### Dataset items

____________

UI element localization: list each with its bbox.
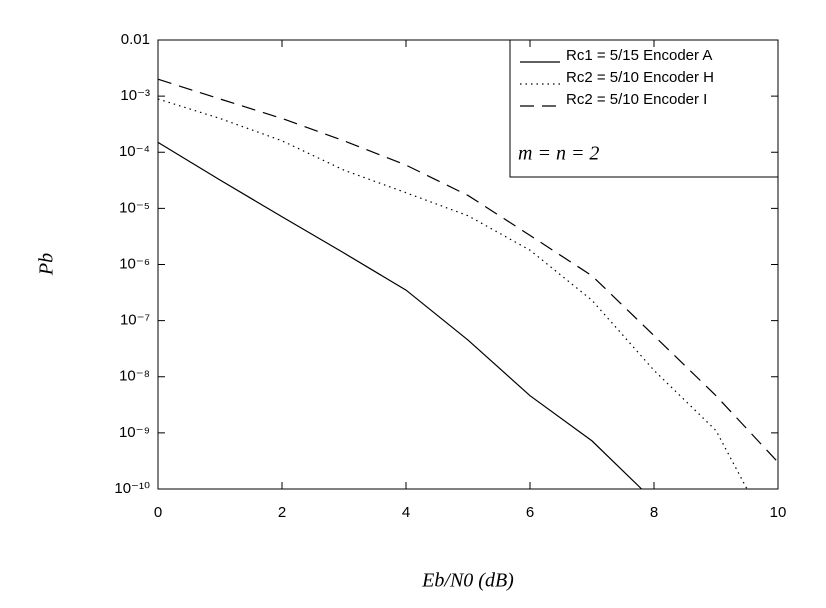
series-line <box>157 78 779 463</box>
y-tick-label: 10⁻³ <box>120 87 150 104</box>
y-tick-label: 10⁻⁹ <box>119 424 150 441</box>
legend-label: Rc2 = 5/10 Encoder H <box>566 69 714 86</box>
x-tick-label: 10 <box>770 504 787 521</box>
y-tick-label: 10⁻⁷ <box>120 312 150 329</box>
legend-label: Rc1 = 5/15 Encoder A <box>566 47 712 64</box>
x-tick-label: 2 <box>278 504 286 521</box>
y-tick-label: 10⁻¹⁰ <box>114 480 150 497</box>
y-tick-label: 0.01 <box>121 31 150 48</box>
x-tick-label: 8 <box>650 504 658 521</box>
x-tick-label: 4 <box>402 504 410 521</box>
legend-box <box>509 39 779 178</box>
y-tick-label: 10⁻⁶ <box>119 255 150 272</box>
series-line <box>157 141 643 490</box>
x-axis-label: Eb/N0 (dB) <box>421 570 514 592</box>
y-tick-label: 10⁻⁵ <box>119 199 150 216</box>
x-tick-label: 0 <box>154 504 162 521</box>
x-tick-label: 6 <box>526 504 534 521</box>
y-tick-label: 10⁻⁸ <box>119 368 150 385</box>
legend-label: Rc2 = 5/10 Encoder I <box>566 91 707 108</box>
y-tick-label: 10⁻⁴ <box>119 143 150 160</box>
annotation: m = n = 2 <box>518 143 599 165</box>
y-axis-label: Pb <box>36 253 58 276</box>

____________

### What the task requires
Copy out, unchanged, the part of the data that begins with the line containing "series-line <box>157 78 779 463</box>" and ends with the line containing "y-tick-label: 0.01 <box>121 31 150 48</box>", both of those lines included.

### Response to the task
series-line <box>157 78 779 463</box>
y-tick-label: 10⁻³ <box>120 87 150 104</box>
y-tick-label: 10⁻⁹ <box>119 424 150 441</box>
legend-label: Rc2 = 5/10 Encoder H <box>566 69 714 86</box>
x-tick-label: 10 <box>770 504 787 521</box>
y-tick-label: 10⁻⁷ <box>120 312 150 329</box>
legend-label: Rc1 = 5/15 Encoder A <box>566 47 712 64</box>
x-tick-label: 2 <box>278 504 286 521</box>
y-tick-label: 10⁻¹⁰ <box>114 480 150 497</box>
y-tick-label: 0.01 <box>121 31 150 48</box>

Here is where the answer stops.